▶ INSTRUCTION
Using the material below, work out how many lines contain the word "Abril". Reply with the number and nothing more.

▶ DATA LINES
# # # # #
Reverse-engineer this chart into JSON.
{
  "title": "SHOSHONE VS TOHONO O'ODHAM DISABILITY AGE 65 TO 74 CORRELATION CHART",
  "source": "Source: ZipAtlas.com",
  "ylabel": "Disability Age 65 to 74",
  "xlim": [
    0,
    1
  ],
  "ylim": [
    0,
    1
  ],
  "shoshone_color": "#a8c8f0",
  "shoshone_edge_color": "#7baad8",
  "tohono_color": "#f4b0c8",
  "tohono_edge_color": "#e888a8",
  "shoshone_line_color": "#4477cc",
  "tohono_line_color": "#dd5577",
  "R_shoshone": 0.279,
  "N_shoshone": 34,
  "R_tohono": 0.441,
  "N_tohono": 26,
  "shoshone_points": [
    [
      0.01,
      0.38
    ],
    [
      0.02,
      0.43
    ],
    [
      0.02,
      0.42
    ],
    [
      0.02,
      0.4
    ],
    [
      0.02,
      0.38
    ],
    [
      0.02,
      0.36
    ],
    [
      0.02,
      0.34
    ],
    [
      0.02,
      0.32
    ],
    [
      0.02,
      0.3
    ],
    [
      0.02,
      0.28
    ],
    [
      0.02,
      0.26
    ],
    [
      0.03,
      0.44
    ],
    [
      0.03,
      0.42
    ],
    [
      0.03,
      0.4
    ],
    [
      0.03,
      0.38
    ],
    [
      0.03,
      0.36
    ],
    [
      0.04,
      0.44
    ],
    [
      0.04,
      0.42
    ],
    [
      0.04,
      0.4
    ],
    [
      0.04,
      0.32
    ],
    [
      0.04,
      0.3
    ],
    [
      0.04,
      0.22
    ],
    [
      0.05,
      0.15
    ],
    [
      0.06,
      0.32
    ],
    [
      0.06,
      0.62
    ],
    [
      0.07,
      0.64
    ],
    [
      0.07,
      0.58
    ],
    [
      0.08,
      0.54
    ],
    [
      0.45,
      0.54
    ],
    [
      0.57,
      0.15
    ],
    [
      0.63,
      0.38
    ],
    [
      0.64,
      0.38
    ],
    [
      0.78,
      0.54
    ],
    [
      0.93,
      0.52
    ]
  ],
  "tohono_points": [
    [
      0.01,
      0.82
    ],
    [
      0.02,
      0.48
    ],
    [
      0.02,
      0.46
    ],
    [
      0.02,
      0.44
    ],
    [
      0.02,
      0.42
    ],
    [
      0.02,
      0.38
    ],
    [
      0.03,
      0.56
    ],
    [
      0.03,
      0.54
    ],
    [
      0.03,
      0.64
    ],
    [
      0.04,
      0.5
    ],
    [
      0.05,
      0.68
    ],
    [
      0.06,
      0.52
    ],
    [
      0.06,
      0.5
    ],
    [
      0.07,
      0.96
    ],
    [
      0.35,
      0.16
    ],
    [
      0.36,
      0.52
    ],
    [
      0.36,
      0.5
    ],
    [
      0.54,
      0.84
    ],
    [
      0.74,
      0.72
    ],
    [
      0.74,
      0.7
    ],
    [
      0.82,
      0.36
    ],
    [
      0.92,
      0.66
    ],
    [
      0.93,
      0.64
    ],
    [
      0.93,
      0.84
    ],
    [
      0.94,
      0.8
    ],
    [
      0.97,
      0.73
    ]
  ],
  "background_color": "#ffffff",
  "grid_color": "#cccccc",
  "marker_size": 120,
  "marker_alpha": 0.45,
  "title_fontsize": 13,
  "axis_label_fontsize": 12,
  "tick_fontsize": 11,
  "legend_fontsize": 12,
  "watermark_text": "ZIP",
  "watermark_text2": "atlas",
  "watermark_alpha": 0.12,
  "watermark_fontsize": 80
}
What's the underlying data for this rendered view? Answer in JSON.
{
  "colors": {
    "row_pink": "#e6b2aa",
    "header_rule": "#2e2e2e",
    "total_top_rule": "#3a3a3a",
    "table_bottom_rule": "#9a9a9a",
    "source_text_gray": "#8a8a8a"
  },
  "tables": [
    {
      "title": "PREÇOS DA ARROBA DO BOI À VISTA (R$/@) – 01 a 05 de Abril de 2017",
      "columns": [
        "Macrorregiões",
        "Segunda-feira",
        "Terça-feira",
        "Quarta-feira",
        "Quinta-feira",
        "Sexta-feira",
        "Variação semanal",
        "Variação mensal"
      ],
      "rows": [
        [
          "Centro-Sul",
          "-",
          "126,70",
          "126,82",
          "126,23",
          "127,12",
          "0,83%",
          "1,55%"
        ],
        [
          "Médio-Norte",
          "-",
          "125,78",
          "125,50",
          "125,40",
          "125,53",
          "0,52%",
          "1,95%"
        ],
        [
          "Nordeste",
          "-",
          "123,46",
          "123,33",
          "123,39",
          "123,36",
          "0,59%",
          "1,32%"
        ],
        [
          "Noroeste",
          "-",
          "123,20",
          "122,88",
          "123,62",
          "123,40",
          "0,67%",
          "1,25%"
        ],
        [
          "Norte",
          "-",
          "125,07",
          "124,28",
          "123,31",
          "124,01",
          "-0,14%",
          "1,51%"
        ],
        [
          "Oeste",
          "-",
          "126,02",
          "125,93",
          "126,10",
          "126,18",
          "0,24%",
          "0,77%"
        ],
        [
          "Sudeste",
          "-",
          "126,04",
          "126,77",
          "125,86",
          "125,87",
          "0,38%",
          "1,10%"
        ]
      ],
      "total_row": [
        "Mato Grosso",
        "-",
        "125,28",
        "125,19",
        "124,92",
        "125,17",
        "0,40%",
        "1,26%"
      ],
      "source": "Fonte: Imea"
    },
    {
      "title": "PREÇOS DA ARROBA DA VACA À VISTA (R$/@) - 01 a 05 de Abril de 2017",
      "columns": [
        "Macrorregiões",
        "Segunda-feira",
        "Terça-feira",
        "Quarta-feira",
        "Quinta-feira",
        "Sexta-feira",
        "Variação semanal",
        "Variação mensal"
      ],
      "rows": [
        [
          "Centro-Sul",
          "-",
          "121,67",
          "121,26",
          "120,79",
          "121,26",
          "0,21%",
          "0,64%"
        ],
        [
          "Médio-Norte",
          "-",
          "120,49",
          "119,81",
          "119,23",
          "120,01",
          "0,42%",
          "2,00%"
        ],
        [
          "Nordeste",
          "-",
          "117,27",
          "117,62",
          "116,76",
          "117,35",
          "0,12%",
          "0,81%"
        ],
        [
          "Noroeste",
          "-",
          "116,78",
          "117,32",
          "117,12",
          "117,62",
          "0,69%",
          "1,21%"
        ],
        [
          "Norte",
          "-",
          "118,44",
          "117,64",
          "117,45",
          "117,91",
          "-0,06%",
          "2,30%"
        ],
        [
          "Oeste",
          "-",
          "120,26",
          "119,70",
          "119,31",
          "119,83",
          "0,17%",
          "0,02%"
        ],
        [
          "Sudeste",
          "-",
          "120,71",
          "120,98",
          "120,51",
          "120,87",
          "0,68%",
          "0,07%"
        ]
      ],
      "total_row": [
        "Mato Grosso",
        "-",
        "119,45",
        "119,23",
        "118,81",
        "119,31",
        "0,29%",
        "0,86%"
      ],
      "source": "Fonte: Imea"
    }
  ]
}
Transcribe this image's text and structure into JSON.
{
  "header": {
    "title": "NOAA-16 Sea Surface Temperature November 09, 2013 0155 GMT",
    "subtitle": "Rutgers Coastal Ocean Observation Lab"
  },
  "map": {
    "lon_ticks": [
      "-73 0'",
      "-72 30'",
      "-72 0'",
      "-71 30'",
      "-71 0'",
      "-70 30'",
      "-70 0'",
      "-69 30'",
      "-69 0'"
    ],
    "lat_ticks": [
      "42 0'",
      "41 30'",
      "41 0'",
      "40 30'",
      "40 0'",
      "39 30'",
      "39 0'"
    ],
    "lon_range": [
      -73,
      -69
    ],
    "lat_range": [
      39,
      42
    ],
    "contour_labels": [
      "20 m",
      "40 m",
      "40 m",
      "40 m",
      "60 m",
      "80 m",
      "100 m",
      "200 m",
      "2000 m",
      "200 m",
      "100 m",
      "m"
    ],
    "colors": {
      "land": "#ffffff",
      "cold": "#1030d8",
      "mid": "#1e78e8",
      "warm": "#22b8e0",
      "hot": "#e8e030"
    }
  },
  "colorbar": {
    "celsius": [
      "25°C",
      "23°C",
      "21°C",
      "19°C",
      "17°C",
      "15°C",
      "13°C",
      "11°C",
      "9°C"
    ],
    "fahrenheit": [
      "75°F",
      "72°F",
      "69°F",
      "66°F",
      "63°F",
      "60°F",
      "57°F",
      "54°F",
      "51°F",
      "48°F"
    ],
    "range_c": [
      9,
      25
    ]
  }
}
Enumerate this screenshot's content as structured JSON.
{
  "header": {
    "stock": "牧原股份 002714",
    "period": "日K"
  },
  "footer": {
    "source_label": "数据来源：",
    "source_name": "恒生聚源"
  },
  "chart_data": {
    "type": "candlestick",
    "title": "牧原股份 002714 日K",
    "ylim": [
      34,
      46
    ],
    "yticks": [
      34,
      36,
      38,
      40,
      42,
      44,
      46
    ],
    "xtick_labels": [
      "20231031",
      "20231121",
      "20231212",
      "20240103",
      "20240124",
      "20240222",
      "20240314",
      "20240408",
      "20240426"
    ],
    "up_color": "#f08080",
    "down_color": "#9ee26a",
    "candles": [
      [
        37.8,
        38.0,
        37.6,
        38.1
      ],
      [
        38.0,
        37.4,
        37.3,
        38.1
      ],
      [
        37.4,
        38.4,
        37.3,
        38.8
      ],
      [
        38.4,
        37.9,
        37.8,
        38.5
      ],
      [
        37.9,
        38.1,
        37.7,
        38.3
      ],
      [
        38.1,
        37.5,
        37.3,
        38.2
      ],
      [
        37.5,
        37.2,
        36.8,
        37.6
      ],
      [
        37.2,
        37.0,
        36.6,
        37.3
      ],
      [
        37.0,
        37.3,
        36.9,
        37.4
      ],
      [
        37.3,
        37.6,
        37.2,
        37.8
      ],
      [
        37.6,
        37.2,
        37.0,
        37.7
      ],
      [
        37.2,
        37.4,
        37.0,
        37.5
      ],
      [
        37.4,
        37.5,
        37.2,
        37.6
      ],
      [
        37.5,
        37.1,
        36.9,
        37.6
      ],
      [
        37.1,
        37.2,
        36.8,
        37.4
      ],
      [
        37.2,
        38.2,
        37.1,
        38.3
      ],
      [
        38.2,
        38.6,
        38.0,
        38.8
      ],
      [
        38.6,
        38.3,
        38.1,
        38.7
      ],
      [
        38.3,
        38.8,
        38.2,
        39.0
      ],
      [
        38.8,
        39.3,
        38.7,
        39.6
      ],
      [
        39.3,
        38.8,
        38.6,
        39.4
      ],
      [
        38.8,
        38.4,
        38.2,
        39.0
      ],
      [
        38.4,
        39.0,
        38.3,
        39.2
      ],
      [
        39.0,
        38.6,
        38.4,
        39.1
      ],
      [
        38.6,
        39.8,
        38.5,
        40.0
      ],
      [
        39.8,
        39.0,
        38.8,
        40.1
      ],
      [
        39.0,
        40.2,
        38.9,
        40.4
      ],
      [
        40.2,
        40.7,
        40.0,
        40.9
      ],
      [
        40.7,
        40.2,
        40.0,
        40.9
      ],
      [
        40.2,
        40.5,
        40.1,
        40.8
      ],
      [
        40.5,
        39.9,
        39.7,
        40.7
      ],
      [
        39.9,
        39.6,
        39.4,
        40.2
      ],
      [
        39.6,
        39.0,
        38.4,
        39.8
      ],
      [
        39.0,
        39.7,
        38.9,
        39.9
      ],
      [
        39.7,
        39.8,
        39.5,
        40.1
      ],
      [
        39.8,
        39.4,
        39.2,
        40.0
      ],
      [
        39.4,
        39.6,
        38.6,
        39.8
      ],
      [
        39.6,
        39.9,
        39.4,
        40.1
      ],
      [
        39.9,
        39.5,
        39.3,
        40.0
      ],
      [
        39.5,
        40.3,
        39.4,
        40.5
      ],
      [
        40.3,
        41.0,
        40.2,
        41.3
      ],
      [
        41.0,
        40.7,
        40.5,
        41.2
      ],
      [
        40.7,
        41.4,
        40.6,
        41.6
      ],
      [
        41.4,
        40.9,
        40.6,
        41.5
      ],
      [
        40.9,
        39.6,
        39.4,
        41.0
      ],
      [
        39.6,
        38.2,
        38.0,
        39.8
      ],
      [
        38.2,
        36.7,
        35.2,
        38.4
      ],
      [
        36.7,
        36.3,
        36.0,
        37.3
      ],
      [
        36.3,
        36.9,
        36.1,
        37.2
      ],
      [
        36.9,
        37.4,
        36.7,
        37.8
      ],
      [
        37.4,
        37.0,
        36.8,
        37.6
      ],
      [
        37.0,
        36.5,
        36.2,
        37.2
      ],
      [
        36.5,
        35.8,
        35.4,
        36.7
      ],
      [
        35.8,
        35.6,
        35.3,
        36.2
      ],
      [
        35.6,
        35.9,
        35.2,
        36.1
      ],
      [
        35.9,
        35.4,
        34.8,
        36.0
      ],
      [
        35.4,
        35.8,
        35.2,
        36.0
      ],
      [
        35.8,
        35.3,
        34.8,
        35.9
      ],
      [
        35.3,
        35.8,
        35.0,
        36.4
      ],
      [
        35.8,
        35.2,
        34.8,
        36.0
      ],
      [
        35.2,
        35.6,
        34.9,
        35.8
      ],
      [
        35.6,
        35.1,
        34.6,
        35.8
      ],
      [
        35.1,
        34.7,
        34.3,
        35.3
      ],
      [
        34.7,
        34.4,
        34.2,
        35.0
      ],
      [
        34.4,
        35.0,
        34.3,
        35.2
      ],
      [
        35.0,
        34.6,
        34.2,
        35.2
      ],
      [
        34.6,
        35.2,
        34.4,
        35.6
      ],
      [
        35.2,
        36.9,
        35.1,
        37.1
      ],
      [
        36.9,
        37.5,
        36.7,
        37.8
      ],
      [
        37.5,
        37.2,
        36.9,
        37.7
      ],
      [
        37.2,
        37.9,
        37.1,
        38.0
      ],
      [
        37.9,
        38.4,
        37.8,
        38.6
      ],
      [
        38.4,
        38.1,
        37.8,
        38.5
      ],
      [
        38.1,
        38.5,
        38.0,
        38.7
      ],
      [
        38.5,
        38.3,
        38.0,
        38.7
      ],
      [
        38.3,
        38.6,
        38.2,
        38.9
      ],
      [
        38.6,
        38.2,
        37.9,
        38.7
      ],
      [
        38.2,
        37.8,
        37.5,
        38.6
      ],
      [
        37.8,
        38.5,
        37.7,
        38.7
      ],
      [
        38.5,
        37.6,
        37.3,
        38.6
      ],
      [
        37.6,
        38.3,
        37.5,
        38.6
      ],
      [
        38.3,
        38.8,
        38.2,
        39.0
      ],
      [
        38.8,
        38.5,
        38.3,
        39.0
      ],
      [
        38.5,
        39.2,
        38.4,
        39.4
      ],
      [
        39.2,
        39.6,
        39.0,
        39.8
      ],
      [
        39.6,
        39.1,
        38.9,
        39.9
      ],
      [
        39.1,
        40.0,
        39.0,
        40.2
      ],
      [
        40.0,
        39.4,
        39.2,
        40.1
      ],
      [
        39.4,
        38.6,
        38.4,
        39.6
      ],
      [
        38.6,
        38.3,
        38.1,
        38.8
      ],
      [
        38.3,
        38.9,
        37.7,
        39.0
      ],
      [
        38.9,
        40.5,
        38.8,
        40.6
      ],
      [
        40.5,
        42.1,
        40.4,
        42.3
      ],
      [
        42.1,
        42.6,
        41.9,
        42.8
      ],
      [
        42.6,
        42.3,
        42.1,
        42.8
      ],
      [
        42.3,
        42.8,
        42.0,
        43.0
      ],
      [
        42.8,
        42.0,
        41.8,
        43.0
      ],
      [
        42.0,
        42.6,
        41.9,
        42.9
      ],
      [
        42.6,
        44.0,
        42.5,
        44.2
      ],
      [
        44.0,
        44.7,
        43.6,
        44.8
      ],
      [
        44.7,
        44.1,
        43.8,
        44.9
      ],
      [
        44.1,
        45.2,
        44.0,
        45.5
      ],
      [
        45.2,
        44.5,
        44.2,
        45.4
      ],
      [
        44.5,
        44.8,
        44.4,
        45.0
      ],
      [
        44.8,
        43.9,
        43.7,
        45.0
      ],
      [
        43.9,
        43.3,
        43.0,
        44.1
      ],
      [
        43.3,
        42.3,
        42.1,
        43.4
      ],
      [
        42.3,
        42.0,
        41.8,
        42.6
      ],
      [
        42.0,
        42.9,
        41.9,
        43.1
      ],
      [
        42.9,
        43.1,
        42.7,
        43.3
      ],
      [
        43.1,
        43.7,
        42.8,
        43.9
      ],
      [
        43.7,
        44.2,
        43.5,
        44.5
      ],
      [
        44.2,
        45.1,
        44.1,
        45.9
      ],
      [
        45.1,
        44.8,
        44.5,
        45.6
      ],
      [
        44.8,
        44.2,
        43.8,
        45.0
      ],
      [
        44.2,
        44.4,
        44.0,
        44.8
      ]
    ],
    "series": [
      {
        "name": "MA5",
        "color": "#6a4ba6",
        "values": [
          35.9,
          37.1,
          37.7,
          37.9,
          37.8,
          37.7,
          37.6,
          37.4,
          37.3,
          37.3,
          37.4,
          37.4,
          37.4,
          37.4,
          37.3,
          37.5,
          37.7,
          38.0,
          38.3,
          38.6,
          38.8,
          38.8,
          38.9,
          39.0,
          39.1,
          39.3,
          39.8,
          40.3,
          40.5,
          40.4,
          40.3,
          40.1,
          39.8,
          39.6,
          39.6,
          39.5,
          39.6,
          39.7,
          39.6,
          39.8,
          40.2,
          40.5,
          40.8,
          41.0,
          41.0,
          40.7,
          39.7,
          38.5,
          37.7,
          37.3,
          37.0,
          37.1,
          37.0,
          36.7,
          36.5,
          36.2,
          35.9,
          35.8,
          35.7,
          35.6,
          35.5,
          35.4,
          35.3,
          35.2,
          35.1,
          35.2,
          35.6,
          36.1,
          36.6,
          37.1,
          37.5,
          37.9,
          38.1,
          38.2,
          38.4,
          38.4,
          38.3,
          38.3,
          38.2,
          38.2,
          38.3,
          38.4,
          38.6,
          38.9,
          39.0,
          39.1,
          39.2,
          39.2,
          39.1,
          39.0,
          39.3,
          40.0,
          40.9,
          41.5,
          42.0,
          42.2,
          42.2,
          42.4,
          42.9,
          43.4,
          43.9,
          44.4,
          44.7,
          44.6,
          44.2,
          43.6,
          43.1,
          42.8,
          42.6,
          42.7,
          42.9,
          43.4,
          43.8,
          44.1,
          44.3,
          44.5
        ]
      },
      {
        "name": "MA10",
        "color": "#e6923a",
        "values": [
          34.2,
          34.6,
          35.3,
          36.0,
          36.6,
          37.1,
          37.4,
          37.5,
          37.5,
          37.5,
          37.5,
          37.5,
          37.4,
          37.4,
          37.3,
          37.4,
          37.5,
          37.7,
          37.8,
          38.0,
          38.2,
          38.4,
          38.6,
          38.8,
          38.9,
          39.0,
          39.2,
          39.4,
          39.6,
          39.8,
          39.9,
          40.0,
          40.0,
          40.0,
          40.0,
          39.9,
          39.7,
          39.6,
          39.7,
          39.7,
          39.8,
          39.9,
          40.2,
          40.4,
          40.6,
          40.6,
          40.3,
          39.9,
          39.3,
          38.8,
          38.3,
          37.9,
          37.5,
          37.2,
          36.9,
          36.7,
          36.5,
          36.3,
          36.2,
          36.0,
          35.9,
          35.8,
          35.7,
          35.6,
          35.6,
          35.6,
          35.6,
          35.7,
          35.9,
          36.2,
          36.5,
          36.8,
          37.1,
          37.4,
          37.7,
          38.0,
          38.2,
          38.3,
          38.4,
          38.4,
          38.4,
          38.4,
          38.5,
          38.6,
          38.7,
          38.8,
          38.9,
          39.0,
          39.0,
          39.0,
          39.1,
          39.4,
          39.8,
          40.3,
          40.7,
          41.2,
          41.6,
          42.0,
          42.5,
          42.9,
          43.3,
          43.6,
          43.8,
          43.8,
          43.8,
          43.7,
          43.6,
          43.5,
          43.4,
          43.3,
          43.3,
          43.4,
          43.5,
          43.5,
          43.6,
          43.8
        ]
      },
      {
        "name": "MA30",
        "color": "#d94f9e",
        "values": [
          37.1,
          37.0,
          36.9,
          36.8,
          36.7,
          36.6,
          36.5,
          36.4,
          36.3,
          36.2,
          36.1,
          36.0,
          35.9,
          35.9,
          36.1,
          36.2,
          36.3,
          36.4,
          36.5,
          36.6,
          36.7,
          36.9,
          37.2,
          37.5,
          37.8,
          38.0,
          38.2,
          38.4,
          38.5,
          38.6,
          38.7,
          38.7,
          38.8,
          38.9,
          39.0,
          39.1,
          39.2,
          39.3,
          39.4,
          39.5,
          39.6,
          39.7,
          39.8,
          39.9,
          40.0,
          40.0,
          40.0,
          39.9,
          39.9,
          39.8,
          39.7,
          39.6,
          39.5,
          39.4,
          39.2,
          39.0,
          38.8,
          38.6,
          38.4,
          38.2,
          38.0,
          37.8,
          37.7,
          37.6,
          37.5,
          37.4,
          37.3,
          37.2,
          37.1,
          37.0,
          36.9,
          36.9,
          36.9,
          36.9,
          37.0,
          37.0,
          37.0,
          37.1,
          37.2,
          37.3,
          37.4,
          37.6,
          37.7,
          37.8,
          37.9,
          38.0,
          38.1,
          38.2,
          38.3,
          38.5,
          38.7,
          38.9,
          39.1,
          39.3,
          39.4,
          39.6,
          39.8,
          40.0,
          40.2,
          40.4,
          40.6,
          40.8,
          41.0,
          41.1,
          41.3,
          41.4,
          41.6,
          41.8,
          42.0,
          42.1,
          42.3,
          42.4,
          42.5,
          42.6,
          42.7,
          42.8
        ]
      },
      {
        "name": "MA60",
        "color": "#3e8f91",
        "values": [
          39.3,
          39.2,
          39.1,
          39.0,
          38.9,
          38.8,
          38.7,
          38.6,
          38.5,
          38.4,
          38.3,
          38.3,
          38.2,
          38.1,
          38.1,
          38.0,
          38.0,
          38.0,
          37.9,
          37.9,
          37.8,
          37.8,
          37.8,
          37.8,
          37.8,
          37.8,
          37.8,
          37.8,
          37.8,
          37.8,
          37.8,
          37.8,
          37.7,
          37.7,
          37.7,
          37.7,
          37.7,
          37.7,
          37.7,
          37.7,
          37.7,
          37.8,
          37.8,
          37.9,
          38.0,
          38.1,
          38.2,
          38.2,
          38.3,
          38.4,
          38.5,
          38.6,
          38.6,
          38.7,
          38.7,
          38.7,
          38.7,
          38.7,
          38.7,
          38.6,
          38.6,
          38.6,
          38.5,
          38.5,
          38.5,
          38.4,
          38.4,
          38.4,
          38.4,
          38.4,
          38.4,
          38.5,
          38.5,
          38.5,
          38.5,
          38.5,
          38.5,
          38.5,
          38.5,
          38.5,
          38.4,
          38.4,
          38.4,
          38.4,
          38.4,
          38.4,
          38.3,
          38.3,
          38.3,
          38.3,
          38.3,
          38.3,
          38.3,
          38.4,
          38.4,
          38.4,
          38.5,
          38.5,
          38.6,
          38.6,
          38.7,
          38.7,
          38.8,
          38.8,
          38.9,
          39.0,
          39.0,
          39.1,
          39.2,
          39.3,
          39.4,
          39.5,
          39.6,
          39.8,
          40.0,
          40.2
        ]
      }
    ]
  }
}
# # # # #
▶ RIGHT ANSWER
2